[Page start]
No, I think they were in xlog_grant_log_space().

> 
>> Extent conversions start failing and we invalidate the page but
>> fail to remove the delayed allocation.
> 
> IIUC, you are trying to say that delayed allocation is failing with
> ENOSPC in xfs_iomap_write_allocate(), and everything goes downhill
> from there?
Yes.  Exactly.

> 
> Perhaps we shuld propagate the "BMAPI_TRYLOCK" flag into
> xfs_iomap_write_allocate() and convert ENOSPC errors from
> xfs_trans_reserve() into EAGAIN for non-blocking writeback. That
> means any sort of synchronous write will propagate an error, but
> async writeback (like pdflush) will simply treat the condition the
> same as inode lock contention.
That sounds like a small change on top of the patch I sent out
earlier.  I'll add it in and re-post the patch.

> 
> Hence issuing something like a fsync() or sync(1) will cause ENOSPC 
> errors to be triggered on delalloc in this situation, but async
> writeback won't. In the case of a direct I/O read, it should get an
> ENOSPC error reported back instead of.....
> 
>> Then a direct I/O read
>> runs into a delayed allocation where it does not expect one and
>> hits a BUG_ON().
> 
> .... doing that.
> 
>>>>> If you start new operations like writing into unwritten extents once
>>>>> you are already at ENOSPC, then you can consume the entire of the
>>>>> reserve pool. There is nothing we can do to prevent that from
>>>>> occurring, except by doing something like partially freezing the
>>>>> filesystem (i.e. just the data write() level, not the transaction
>>>>> level) until the ENOSPC condition goes away....
>>>> Yes we could eat into the reserve pool with btree split/newroot
>>>> allocations.  Same with delayed allocations. That's yet another
>>>> problem where we need to account for potential btree space before
>>>> creating delayed allocations or unwritten extents.
>>> It's the same problem - allocation can cause consumption of
>>> blocks in the BMBT tree. At ENOSPC, it's not the allocbt that
>>> is being split or consuming blocks...
>>>
>>> Metadata block allocation due to delayed data allocation is bound by
>>> memory size and dirty page limits - once we get to ENOSPC, there
>>> will be no more pages accepted for delayed allocation - the app will
>>> get an ENOSPC up front. The reserved pool needs to be larger enough
>>> to handle all the allocations that this dirty data can trigger.
>>> Easily solved by bumping the tunable for large mmory systems.
>> Yep, but how high do we bump it?
> 
> Not sure. It sounds like the problem is the number of transactions
> that can be in flight at once, each taking their 4-8 blocks of
> reservation out of the pool, and then blocking for some period of
> time waiting for iclog space to be able to commit the transaction.
> 
> Given that the most I've previously seen is ~1500 transactions
> blocked waiting for iclog space, I'd say that gives a rough
> indication of how deep the reservation pool could be bumped to....
Hmmm, okay.  1500 * 8 = 12,000 blocks.  Might as well round that up
to 16K.  I'll post a patch to increase the default pool size.

> 
>> I've run some pathological workloads
>> that can deplete a reserved pool of 16384 blocks.  While our customers
>> may never run this workload their systems are much bigger than what I
>> have at my disposal.  When the reserved pool depletes I would rather
>> have the system degrade performance than cause data corruption or panic.
[Page end]
[Task data start]
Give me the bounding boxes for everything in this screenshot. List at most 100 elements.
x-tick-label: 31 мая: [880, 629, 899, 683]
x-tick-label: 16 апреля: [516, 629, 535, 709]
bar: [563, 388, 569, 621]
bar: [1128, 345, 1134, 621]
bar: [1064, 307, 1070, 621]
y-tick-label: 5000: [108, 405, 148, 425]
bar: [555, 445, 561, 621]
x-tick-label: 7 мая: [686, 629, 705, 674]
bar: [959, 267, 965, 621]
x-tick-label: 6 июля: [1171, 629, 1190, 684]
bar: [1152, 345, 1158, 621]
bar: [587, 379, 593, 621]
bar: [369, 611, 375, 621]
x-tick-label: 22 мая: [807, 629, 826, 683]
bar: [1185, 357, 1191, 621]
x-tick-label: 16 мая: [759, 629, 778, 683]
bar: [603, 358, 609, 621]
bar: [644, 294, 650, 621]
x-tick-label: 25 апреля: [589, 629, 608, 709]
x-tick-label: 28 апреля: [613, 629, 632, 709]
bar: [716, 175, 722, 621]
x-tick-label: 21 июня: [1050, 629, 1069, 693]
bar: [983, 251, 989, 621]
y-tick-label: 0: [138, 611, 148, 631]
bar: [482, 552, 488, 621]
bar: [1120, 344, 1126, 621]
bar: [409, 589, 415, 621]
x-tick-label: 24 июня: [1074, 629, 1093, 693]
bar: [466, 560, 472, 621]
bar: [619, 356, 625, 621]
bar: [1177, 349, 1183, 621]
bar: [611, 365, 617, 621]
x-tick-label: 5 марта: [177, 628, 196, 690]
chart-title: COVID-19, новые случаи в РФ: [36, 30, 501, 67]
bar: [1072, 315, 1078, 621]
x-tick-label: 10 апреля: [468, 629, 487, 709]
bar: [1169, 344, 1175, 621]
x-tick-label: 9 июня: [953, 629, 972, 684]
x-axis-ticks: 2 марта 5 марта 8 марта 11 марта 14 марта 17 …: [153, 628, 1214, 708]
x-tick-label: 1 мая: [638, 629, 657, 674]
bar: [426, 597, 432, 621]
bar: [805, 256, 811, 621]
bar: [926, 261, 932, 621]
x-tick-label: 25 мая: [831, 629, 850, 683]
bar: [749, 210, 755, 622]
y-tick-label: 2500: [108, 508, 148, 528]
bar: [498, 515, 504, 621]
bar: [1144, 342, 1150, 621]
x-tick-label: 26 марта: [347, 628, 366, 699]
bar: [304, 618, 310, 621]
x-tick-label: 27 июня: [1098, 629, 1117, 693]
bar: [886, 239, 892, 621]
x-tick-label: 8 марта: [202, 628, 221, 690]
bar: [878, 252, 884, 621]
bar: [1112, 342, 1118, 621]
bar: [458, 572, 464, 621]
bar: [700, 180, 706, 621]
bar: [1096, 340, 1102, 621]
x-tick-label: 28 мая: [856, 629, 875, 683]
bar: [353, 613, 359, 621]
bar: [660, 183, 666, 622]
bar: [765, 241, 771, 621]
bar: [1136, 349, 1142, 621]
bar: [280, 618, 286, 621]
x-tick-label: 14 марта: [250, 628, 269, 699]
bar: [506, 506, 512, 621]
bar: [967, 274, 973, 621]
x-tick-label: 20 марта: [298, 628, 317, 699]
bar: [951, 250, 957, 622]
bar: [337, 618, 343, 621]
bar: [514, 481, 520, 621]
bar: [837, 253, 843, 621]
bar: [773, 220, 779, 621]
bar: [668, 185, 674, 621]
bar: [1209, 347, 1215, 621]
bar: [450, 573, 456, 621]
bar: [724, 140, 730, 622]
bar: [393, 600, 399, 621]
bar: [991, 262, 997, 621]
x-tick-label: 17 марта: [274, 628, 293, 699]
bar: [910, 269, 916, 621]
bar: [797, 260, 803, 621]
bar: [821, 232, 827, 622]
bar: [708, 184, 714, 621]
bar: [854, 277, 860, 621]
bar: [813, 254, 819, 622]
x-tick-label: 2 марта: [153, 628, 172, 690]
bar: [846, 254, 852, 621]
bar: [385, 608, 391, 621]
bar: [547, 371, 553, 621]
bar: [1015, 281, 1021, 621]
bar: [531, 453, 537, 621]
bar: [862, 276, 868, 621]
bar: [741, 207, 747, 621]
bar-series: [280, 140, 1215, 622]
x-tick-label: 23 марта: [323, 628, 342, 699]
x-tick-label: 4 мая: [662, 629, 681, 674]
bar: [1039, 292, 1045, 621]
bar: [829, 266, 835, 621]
[Task data end]
▸ Written instruction 1: In the stretch of the records from their start through the line containing "bar: [619, 356, 625, 621]", swap every "x-tick-label" for "date-label" and leave everything else unchanged. Output only that stretch.
▸ Written instruction 2: Continue the thread about XFS running out of space (ENOSPC) from the point where it stops.

▸ Response 1:
Give me the bounding boxes for everything in this screenshot. List at most 100 elements.
date-label: 31 мая: [880, 629, 899, 683]
date-label: 16 апреля: [516, 629, 535, 709]
bar: [563, 388, 569, 621]
bar: [1128, 345, 1134, 621]
bar: [1064, 307, 1070, 621]
y-tick-label: 5000: [108, 405, 148, 425]
bar: [555, 445, 561, 621]
date-label: 7 мая: [686, 629, 705, 674]
bar: [959, 267, 965, 621]
date-label: 6 июля: [1171, 629, 1190, 684]
bar: [1152, 345, 1158, 621]
bar: [587, 379, 593, 621]
bar: [369, 611, 375, 621]
date-label: 22 мая: [807, 629, 826, 683]
bar: [1185, 357, 1191, 621]
date-label: 16 мая: [759, 629, 778, 683]
bar: [603, 358, 609, 621]
bar: [644, 294, 650, 621]
date-label: 25 апреля: [589, 629, 608, 709]
date-label: 28 апреля: [613, 629, 632, 709]
bar: [716, 175, 722, 621]
date-label: 21 июня: [1050, 629, 1069, 693]
bar: [983, 251, 989, 621]
y-tick-label: 0: [138, 611, 148, 631]
bar: [482, 552, 488, 621]
bar: [1120, 344, 1126, 621]
bar: [409, 589, 415, 621]
date-label: 24 июня: [1074, 629, 1093, 693]
bar: [466, 560, 472, 621]
bar: [619, 356, 625, 621]

▸ Response 2:
> 
> Right, so would I. The problem is how to do it without introducing
> excessive complexity.
> 
>> In other words if we can find a solution to safely handle a depleted
>> reserved pool (even if it means taking a performance hit) rather than
>> hope it never happens I would like to hear about it.
> 
> I think what I mentioned above might prevent the common case of the
> problem you are seeing. It doesn't fix the "depletion by a thousand
> unwritten extent conversion" problem, but it should prevent the
> silent trashing of delalloc data due to temporary reserve pool
> depletion....
> 
>>> FWIW, determining the number of blocks to reserve for delayed
>>> allocation during delayed allocation is not worth the complexity.
>>> You don't know how many extents the data will end up in, you don't
>>> know what order the pages might get written in so you could have
>>> worst case sparse page writeout before the holes are filled (i.e.
>>> have tree growth and then have it shrink), etc. Even reserving
>>> enough blocks for a full btree split per dirtied inode is not
>>> sufficient, as allocation may trigger multiple full tree splits.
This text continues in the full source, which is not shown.